> [Directions for this task]
Each record is to be transcribed exactly.

————

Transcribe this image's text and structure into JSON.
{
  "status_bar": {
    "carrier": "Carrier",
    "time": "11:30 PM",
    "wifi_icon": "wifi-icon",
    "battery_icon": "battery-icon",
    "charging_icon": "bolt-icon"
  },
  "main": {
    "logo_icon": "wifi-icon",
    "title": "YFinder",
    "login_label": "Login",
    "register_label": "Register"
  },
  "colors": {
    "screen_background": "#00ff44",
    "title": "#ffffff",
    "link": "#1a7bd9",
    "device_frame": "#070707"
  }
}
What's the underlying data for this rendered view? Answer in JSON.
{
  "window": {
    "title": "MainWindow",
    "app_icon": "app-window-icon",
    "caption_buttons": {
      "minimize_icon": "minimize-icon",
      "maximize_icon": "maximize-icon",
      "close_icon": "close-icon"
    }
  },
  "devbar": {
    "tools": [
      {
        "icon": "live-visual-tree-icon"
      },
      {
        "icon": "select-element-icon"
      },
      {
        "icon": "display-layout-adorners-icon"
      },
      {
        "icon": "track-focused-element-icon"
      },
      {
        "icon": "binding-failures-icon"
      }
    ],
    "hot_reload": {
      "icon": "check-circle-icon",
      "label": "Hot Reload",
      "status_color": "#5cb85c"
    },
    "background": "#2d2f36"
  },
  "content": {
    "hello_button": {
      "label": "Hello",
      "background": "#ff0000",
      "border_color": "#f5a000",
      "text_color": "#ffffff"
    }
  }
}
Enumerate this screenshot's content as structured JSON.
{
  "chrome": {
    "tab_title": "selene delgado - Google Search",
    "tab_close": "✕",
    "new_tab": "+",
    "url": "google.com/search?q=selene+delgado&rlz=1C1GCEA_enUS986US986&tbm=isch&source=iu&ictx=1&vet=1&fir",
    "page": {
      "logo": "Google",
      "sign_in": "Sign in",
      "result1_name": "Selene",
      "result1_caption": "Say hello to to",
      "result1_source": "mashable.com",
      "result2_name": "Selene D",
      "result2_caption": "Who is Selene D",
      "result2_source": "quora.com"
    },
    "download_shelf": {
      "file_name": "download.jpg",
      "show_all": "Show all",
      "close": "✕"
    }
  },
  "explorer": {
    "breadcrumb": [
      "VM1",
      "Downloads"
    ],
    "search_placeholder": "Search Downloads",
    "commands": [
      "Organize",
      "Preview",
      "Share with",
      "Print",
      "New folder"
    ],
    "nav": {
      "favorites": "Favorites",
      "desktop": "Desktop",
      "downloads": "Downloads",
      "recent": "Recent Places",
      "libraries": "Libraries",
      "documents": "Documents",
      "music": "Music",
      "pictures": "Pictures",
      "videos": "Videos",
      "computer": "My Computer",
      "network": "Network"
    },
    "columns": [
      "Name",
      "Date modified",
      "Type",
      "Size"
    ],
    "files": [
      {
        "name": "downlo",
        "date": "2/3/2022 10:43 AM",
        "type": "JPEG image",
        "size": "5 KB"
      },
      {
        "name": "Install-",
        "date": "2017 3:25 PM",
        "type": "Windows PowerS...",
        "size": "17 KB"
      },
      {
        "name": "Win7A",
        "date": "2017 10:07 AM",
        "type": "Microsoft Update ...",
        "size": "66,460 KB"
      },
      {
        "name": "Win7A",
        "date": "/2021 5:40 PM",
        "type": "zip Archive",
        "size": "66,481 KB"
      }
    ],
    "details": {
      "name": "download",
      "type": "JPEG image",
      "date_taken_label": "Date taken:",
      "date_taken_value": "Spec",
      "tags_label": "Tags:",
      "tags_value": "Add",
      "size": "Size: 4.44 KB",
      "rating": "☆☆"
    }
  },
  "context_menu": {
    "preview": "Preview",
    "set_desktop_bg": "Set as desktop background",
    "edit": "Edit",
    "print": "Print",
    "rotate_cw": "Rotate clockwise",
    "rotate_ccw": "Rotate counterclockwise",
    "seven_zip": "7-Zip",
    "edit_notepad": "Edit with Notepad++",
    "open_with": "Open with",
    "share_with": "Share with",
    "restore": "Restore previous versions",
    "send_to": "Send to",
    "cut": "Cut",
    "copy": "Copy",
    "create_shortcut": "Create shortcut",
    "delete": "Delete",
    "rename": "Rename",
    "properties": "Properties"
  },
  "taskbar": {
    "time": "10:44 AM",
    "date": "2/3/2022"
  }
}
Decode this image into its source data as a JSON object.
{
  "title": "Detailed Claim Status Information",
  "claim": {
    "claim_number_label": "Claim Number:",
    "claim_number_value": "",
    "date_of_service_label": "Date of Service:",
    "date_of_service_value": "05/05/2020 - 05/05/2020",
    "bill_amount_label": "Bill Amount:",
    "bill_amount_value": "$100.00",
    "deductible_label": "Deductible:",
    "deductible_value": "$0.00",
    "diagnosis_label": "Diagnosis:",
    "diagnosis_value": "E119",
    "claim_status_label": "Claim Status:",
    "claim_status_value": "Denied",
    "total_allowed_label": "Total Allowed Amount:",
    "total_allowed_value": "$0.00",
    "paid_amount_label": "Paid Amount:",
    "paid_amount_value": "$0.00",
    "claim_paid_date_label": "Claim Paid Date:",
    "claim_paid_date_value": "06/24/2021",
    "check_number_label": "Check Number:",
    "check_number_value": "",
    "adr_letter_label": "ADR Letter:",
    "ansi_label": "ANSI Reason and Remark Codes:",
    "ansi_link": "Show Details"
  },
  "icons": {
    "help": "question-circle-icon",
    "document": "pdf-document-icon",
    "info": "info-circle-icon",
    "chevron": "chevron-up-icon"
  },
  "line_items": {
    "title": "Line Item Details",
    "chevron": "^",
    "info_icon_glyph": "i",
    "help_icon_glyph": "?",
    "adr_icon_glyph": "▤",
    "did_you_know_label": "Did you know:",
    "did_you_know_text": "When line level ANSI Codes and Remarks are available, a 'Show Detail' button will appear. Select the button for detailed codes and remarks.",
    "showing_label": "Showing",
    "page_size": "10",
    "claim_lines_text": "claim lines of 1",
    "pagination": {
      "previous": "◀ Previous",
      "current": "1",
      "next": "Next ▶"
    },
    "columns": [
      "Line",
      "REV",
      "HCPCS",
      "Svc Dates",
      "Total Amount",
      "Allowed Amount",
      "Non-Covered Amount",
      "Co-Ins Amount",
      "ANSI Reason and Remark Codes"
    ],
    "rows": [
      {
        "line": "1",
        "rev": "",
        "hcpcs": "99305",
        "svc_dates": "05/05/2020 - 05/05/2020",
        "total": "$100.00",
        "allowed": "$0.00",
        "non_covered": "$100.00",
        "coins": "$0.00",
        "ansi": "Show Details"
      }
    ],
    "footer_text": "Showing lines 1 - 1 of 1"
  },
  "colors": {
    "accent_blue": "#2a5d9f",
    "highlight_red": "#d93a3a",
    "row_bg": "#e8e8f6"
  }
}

————

> [Output]
Transcribe this image's text and structure into JSON.
{
  "status_bar": {
    "carrier": "Carrier",
    "time": "11:30 PM",
    "wifi_icon": "wifi-icon",
    "battery_icon": "battery-icon",
    "charging_icon": "bolt-icon"
  },
  "main": {
    "logo_icon": "wifi-icon",
    "title": "YFinder",
    "login_label": "Login",
    "register_label": "Register"
  },
  "colors": {
    "screen_background": "#00ff44",
    "title": "#ffffff",
    "link": "#1a7bd9",
    "device_frame": "#070707"
  }
}
What's the underlying data for this rendered view? Answer in JSON.
{
  "window": {
    "title": "MainWindow",
    "app_icon": "app-window-icon",
    "caption_buttons": {
      "minimize_icon": "minimize-icon",
      "maximize_icon": "maximize-icon",
      "close_icon": "close-icon"
    }
  },
  "devbar": {
    "tools": [
      {
        "icon": "live-visual-tree-icon"
      },
      {
        "icon": "select-element-icon"
      },
      {
        "icon": "display-layout-adorners-icon"
      },
      {
        "icon": "track-focused-element-icon"
      },
      {
        "icon": "binding-failures-icon"
      }
    ],
    "hot_reload": {
      "icon": "check-circle-icon",
      "label": "Hot Reload",
      "status_color": "#5cb85c"
    },
    "background": "#2d2f36"
  },
  "content": {
    "hello_button": {
      "label": "Hello",
      "background": "#ff0000",
      "border_color": "#f5a000",
      "text_color": "#ffffff"
    }
  }
}
Enumerate this screenshot's content as structured JSON.
{
  "chrome": {
    "tab_title": "selene delgado - Google Search",
    "tab_close": "✕",
    "new_tab": "+",
    "url": "google.com/search?q=selene+delgado&rlz=1C1GCEA_enUS986US986&tbm=isch&source=iu&ictx=1&vet=1&fir",
    "page": {
      "logo": "Google",
      "sign_in": "Sign in",
      "result1_name": "Selene",
      "result1_caption": "Say hello to to",
      "result1_source": "mashable.com",
      "result2_name": "Selene D",
      "result2_caption": "Who is Selene D",
      "result2_source": "quora.com"
    },
    "download_shelf": {
      "file_name": "download.jpg",
      "show_all": "Show all",
      "close": "✕"
    }
  },
  "explorer": {
    "breadcrumb": [
      "VM1",
      "Downloads"
    ],
    "search_placeholder": "Search Downloads",
    "commands": [
      "Organize",
      "Preview",
      "Share with",
      "Print",
      "New folder"
    ],
    "nav": {
      "favorites": "Favorites",
      "desktop": "Desktop",
      "downloads": "Downloads",
      "recent": "Recent Places",
      "libraries": "Libraries",
      "documents": "Documents",
      "music": "Music",
      "pictures": "Pictures",
      "videos": "Videos",
      "computer": "My Computer",
      "network": "Network"
    },
    "columns": [
      "Name",
      "Date modified",
      "Type",
      "Size"
    ],
    "files": [
      {
        "name": "downlo",
        "date": "2/3/2022 10:43 AM",
        "type": "JPEG image",
        "size": "5 KB"
      },
      {
        "name": "Install-",
        "date": "2017 3:25 PM",
        "type": "Windows PowerS...",
        "size": "17 KB"
      },
      {
        "name": "Win7A",
        "date": "2017 10:07 AM",
        "type": "Microsoft Update ...",
        "size": "66,460 KB"
      },
      {
        "name": "Win7A",
        "date": "/2021 5:40 PM",
        "type": "zip Archive",
        "size": "66,481 KB"
      }
    ],
    "details": {
      "name": "download",
      "type": "JPEG image",
      "date_taken_label": "Date taken:",
      "date_taken_value": "Spec",
      "tags_label": "Tags:",
      "tags_value": "Add",
      "size": "Size: 4.44 KB",
      "rating": "☆☆"
    }
  },
  "context_menu": {
    "preview": "Preview",
    "set_desktop_bg": "Set as desktop background",
    "edit": "Edit",
    "print": "Print",
    "rotate_cw": "Rotate clockwise",
    "rotate_ccw": "Rotate counterclockwise",
    "seven_zip": "7-Zip",
    "edit_notepad": "Edit with Notepad++",
    "open_with": "Open with",
    "share_with": "Share with",
    "restore": "Restore previous versions",
    "send_to": "Send to",
    "cut": "Cut",
    "copy": "Copy",
    "create_shortcut": "Create shortcut",
    "delete": "Delete",
    "rename": "Rename",
    "properties": "Properties"
  },
  "taskbar": {
    "time": "10:44 AM",
    "date": "2/3/2022"
  }
}
Decode this image into its source data as a JSON object.
{
  "title": "Detailed Claim Status Information",
  "claim": {
    "claim_number_label": "Claim Number:",
    "claim_number_value": "",
    "date_of_service_label": "Date of Service:",
    "date_of_service_value": "05/05/2020 - 05/05/2020",
    "bill_amount_label": "Bill Amount:",
    "bill_amount_value": "$100.00",
    "deductible_label": "Deductible:",
    "deductible_value": "$0.00",
    "diagnosis_label": "Diagnosis:",
    "diagnosis_value": "E119",
    "claim_status_label": "Claim Status:",
    "claim_status_value": "Denied",
    "total_allowed_label": "Total Allowed Amount:",
    "total_allowed_value": "$0.00",
    "paid_amount_label": "Paid Amount:",
    "paid_amount_value": "$0.00",
    "claim_paid_date_label": "Claim Paid Date:",
    "claim_paid_date_value": "06/24/2021",
    "check_number_label": "Check Number:",
    "check_number_value": "",
    "adr_letter_label": "ADR Letter:",
    "ansi_label": "ANSI Reason and Remark Codes:",
    "ansi_link": "Show Details"
  },
  "icons": {
    "help": "question-circle-icon",
    "document": "pdf-document-icon",
    "info": "info-circle-icon",
    "chevron": "chevron-up-icon"
  },
  "line_items": {
    "title": "Line Item Details",
    "chevron": "^",
    "info_icon_glyph": "i",
    "help_icon_glyph": "?",
    "adr_icon_glyph": "▤",
    "did_you_know_label": "Did you know:",
    "did_you_know_text": "When line level ANSI Codes and Remarks are available, a 'Show Detail' button will appear. Select the button for detailed codes and remarks.",
    "showing_label": "Showing",
    "page_size": "10",
    "claim_lines_text": "claim lines of 1",
    "pagination": {
      "previous": "◀ Previous",
      "current": "1",
      "next": "Next ▶"
    },
    "columns": [
      "Line",
      "REV",
      "HCPCS",
      "Svc Dates",
      "Total Amount",
      "Allowed Amount",
      "Non-Covered Amount",
      "Co-Ins Amount",
      "ANSI Reason and Remark Codes"
    ],
    "rows": [
      {
        "line": "1",
        "rev": "",
        "hcpcs": "99305",
        "svc_dates": "05/05/2020 - 05/05/2020",
        "total": "$100.00",
        "allowed": "$0.00",
        "non_covered": "$100.00",
        "coins": "$0.00",
        "ansi": "Show Details"
      }
    ],
    "footer_text": "Showing lines 1 - 1 of 1"
  },
  "colors": {
    "accent_blue": "#2a5d9f",
    "highlight_red": "#d93a3a",
    "row_bg": "#e8e8f6"
  }
}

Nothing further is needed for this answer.